YOUR TASK: Find the string "informazioni" and gather every line that holds it.

========================

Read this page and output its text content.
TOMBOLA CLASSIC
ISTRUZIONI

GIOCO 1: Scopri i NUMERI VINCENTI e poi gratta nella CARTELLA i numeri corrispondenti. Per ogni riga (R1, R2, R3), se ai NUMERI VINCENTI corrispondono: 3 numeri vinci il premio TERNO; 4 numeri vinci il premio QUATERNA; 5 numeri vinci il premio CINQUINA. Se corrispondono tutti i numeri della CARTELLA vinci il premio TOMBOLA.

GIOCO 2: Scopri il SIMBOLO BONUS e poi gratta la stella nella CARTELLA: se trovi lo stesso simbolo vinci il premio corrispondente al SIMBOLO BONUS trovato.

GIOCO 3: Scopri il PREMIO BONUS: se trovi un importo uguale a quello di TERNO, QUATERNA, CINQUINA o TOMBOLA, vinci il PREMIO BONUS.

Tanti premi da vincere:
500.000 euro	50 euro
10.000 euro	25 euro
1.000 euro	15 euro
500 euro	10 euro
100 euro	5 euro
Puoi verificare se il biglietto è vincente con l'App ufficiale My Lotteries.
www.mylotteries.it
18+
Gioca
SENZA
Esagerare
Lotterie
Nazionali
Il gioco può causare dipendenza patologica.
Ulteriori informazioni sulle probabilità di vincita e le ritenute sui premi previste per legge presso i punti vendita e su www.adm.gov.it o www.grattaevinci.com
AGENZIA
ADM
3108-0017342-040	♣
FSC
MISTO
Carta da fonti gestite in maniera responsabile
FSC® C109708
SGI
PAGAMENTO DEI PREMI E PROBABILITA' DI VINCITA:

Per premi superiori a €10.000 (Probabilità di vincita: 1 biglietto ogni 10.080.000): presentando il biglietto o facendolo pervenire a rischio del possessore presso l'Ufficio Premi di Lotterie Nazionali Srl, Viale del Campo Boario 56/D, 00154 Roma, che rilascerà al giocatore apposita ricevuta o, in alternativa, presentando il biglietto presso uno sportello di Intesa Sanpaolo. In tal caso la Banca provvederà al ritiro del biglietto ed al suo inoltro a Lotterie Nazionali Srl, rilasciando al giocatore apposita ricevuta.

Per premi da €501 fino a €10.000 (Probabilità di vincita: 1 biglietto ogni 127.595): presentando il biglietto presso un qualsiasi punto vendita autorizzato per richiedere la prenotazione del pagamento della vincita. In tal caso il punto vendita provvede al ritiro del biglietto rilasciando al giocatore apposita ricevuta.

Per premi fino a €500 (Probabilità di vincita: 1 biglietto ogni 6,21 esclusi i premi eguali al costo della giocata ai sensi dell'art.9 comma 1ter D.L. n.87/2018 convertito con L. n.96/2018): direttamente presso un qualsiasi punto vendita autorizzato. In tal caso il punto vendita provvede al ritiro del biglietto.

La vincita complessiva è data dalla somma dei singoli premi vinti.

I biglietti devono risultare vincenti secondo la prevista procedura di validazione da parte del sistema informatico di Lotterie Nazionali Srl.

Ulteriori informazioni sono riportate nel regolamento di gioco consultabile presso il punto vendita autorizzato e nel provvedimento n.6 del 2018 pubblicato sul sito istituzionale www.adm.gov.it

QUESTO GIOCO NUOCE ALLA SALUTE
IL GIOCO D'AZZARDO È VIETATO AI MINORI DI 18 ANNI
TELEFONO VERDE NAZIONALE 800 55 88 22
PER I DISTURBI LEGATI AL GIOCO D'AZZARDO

========================

FINISHED ANSWER:
Ulteriori informazioni sulle probabilità di vincita e le ritenute sui premi previste per legge presso i punti vendita e su www.adm.gov.it o www.grattaevinci.com
Ulteriori informazioni sono riportate nel regolamento di gioco consultabile presso il punto vendita autorizzato e nel provvedimento n.6 del 2018 pubblicato sul sito istituzionale www.adm.gov.it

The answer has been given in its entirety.